Erwann Binet : Je ne la crains pas, je la souhaite parce que, très honnêtement, le projet de loi « mariage pour tous » a ouvert des portes – au cours des auditions, notamment -, de très nombreuses portes qui ne pouvaient pas être réglées par ce texte-là.

C’est la problématique du statut du « tiers » – qu’on appelle aussi statut du beaux-parents -, qui est très présent dans nos états d’esprit aux uns et aux autres depuis de très nombreuses années, qui n’a jamais été concrétisé dans notre droit et qu’il va falloir un jour mettre dans notre code civil. Ce statut, il concerne beaucoup les couples homosexuels, mais pas que les couples homosexuels, beaucoup les familles recomposées.

C’est l’accès aux origines qui a été singulièrement révélé à travers ce sujet-là car les homosexuels sont aujourd’hui les seuls à ne pas pouvoir mentir, évidemment, sur la filiation, sur le fait qu’ils ont conçu leurs enfants par PMA ou ont eu recours à l’adoption. Or, notre droit aujourd’hui fait tout pour organiser le mensonge – par l’adoption plénière notamment et par la PMA qui organise le secret sur le donneur. Je ne dis pas que ce sont des mauvaises choses, je dis que ce sont des choses dont il faut traiter, se poser des questions parce que, lors des auditions, on a eu énormément de gens, de psys, de personnes nées par PMA, d’enfants adoptés qui nous ont dit : « Il faut changer ces règles, elles ne nous conviennent pas ».

On a parlé de plein d’autres choses, de la GPA – gestation pour autrui – même si clairement la GPA n’est pas du tout à l’ordre du jour et ne le sera pas plus lors de la loi famille – et de la PMA… Il y a une vraie imbrication entre ces différents sujets et moi je souhaite vraiment que les deux projets de loi se succèdent dans la même logique, qu’on n’ait pas à tout refaire ce travail de réflexion dans quelques années et qu’on en profite, qu’on capitalise sur ce travail là, dès maintenant.

LISTE DES DONNÉES:

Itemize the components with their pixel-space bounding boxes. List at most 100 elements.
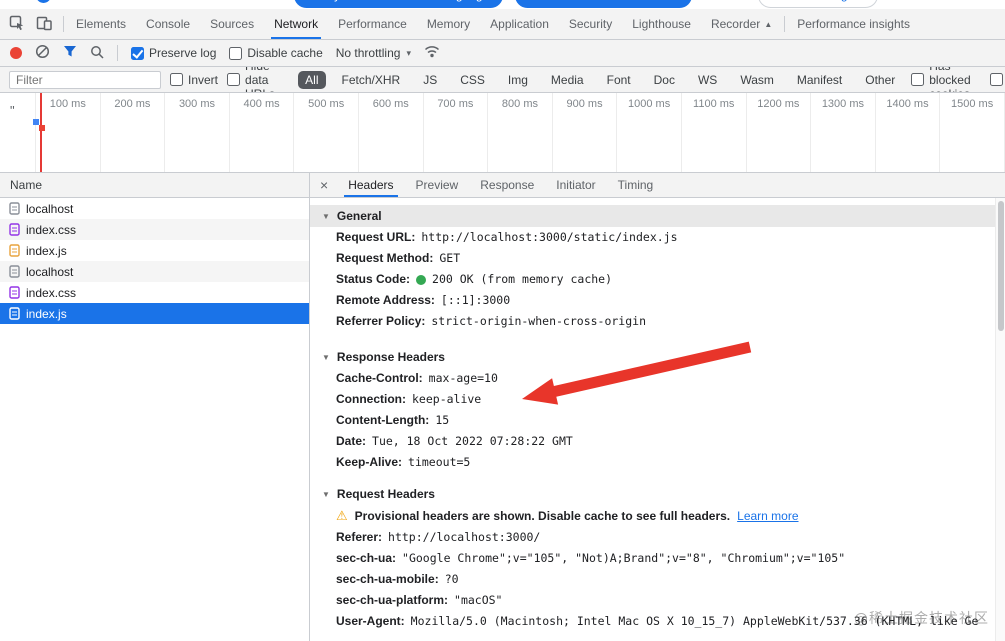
- checkbox-unchecked[interactable]: [911, 73, 925, 86]
- header-line: Connection: keep-alive: [336, 392, 482, 406]
- request-row-index-js[interactable]: index.js: [0, 240, 309, 261]
- timeline-tick: 1400 ms: [876, 93, 941, 172]
- provisional-headers-warning: ⚠ Provisional headers are shown. Disable…: [310, 505, 995, 527]
- match-language-button[interactable]: Always match Chrome's language: [294, 0, 504, 8]
- tab-lighthouse[interactable]: Lighthouse: [622, 9, 701, 39]
- tab-application[interactable]: Application: [480, 9, 559, 39]
- tab-sources[interactable]: Sources: [200, 9, 264, 39]
- preserve-log-checkbox[interactable]: Preserve log: [131, 46, 216, 60]
- banner-message: DevTools is now available in Chinese!: [59, 0, 268, 2]
- waterfall-marker: [33, 119, 47, 133]
- filter-pill-media[interactable]: Media: [544, 71, 591, 89]
- section-general[interactable]: ▼ General: [310, 205, 995, 227]
- filter-pill-css[interactable]: CSS: [453, 71, 492, 89]
- recorder-preview-badge-icon: ▲: [764, 19, 773, 29]
- scrollbar-thumb[interactable]: [997, 201, 1004, 331]
- network-overview-timeline[interactable]: 100 ms 200 ms 300 ms 400 ms 500 ms 600 m…: [0, 93, 1005, 173]
- tab-security[interactable]: Security: [559, 9, 622, 39]
- tab-memory[interactable]: Memory: [417, 9, 480, 39]
- disclosure-triangle-icon: ▼: [322, 352, 330, 362]
- filter-pill-other[interactable]: Other: [858, 71, 902, 89]
- network-conditions-icon[interactable]: [424, 45, 440, 61]
- tab-response[interactable]: Response: [469, 173, 545, 197]
- blocked-requests-checkbox[interactable]: [990, 73, 1003, 86]
- document-icon: [9, 202, 20, 215]
- filter-pill-doc[interactable]: Doc: [647, 71, 682, 89]
- clear-icon[interactable]: [35, 44, 50, 62]
- filter-pill-all[interactable]: All: [298, 70, 326, 89]
- tab-network[interactable]: Network: [264, 9, 328, 39]
- record-button[interactable]: [10, 47, 22, 59]
- switch-to-chinese-button[interactable]: Switch DevTools to Chinese: [515, 0, 692, 8]
- timeline-origin: [0, 93, 36, 172]
- header-line: Keep-Alive: timeout=5: [336, 455, 471, 469]
- timeline-tick: 800 ms: [488, 93, 553, 172]
- filter-pill-fetch-xhr[interactable]: Fetch/XHR: [335, 71, 408, 89]
- vertical-scrollbar[interactable]: [995, 198, 1005, 641]
- request-row-localhost[interactable]: localhost: [0, 261, 309, 282]
- checkbox-unchecked[interactable]: [229, 46, 243, 60]
- hide-data-urls-checkbox[interactable]: Hide data URLs: [227, 67, 289, 92]
- filter-pill-font[interactable]: Font: [600, 71, 638, 89]
- search-icon[interactable]: [90, 45, 104, 62]
- tab-elements[interactable]: Elements: [66, 9, 136, 39]
- network-toolbar: Preserve log Disable cache No throttling…: [0, 40, 1005, 67]
- tab-performance-insights[interactable]: Performance insights: [787, 9, 920, 39]
- header-line: Request Method: GET: [336, 251, 461, 265]
- header-line: Remote Address: [::1]:3000: [336, 293, 511, 307]
- language-banner: i DevTools is now available in Chinese! …: [0, 0, 1005, 9]
- timeline-tick: 400 ms: [230, 93, 295, 172]
- dont-show-again-button[interactable]: Don't show again: [757, 0, 878, 8]
- css-file-icon: [9, 286, 20, 299]
- request-row-index-css[interactable]: index.css: [0, 282, 309, 303]
- timeline-tick: 200 ms: [101, 93, 166, 172]
- filter-pill-js[interactable]: JS: [416, 71, 444, 89]
- divider: [117, 45, 118, 61]
- tab-headers[interactable]: Headers: [337, 173, 404, 197]
- header-line: Content-Length: 15: [336, 413, 450, 427]
- timeline-tick: 500 ms: [294, 93, 359, 172]
- document-icon: [9, 265, 20, 278]
- timeline-tick: 300 ms: [165, 93, 230, 172]
- request-row-localhost[interactable]: localhost: [0, 198, 309, 219]
- request-row-index-css[interactable]: index.css: [0, 219, 309, 240]
- filter-icon[interactable]: [63, 45, 77, 61]
- tab-initiator[interactable]: Initiator: [545, 173, 606, 197]
- disclosure-triangle-icon: ▼: [322, 211, 330, 221]
- section-request-headers[interactable]: ▼ Request Headers: [310, 483, 995, 505]
- device-toolbar-icon[interactable]: [36, 15, 52, 34]
- details-tabbar: × Headers Preview Response Initiator Tim…: [310, 173, 1005, 198]
- checkbox-unchecked[interactable]: [227, 73, 241, 86]
- request-list-panel: Name localhost index.css index.js localh…: [0, 173, 310, 641]
- throttling-dropdown[interactable]: No throttling ▾: [336, 46, 411, 60]
- checkbox-unchecked[interactable]: [170, 73, 183, 86]
- has-blocked-cookies-checkbox[interactable]: Has blocked cookies: [911, 67, 984, 92]
- watermark: @稀土掘金技术社区: [854, 611, 989, 627]
- tab-performance[interactable]: Performance: [328, 9, 417, 39]
- section-response-headers[interactable]: ▼ Response Headers: [310, 346, 995, 368]
- tab-preview[interactable]: Preview: [405, 173, 470, 197]
- timeline-tick: 1300 ms: [811, 93, 876, 172]
- timeline-tick: 900 ms: [553, 93, 618, 172]
- checkbox-checked[interactable]: [131, 46, 144, 60]
- request-row-index-js-selected[interactable]: index.js: [0, 303, 309, 324]
- tab-timing[interactable]: Timing: [607, 173, 665, 197]
- filter-pill-manifest[interactable]: Manifest: [790, 71, 849, 89]
- header-line: Request URL: http://localhost:3000/stati…: [336, 230, 678, 244]
- filter-pill-wasm[interactable]: Wasm: [733, 71, 781, 89]
- learn-more-link[interactable]: Learn more: [737, 505, 798, 527]
- invert-checkbox[interactable]: Invert: [170, 73, 218, 87]
- header-line: Status Code: 200 OK (from memory cache): [336, 272, 613, 286]
- header-line: Referrer Policy: strict-origin-when-cros…: [336, 314, 647, 328]
- tab-recorder[interactable]: Recorder ▲: [701, 9, 782, 39]
- name-column-header[interactable]: Name: [0, 173, 309, 198]
- headers-pane: ▼ General Request URL: http://localhost:…: [310, 198, 995, 641]
- inspect-element-icon[interactable]: [9, 15, 25, 34]
- filter-pill-img[interactable]: Img: [501, 71, 535, 89]
- disable-cache-checkbox[interactable]: Disable cache: [229, 46, 323, 60]
- header-line: Date: Tue, 18 Oct 2022 07:28:22 GMT: [336, 434, 573, 448]
- close-icon[interactable]: ×: [310, 173, 337, 197]
- filter-input[interactable]: [9, 70, 161, 89]
- filter-pill-ws[interactable]: WS: [691, 71, 724, 89]
- tab-console[interactable]: Console: [136, 9, 200, 39]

EXERCICE COURT: Recopiez, dans l'extrait portant sur le projet de loi « mariage pour tous », tout ce qui va de « C’est la problématique » jusqu'à « les familles recomposées. ».

RÉPONSE ATTENDUE:
C’est la problématique du statut du « tiers » – qu’on appelle aussi statut du beaux-parents -, qui est très présent dans nos états d’esprit aux uns et aux autres depuis de très nombreuses années, qui n’a jamais été concrétisé dans notre droit et qu’il va falloir un jour mettre dans notre code civil. Ce statut, il concerne beaucoup les couples homosexuels, mais pas que les couples homosexuels, beaucoup les familles recomposées.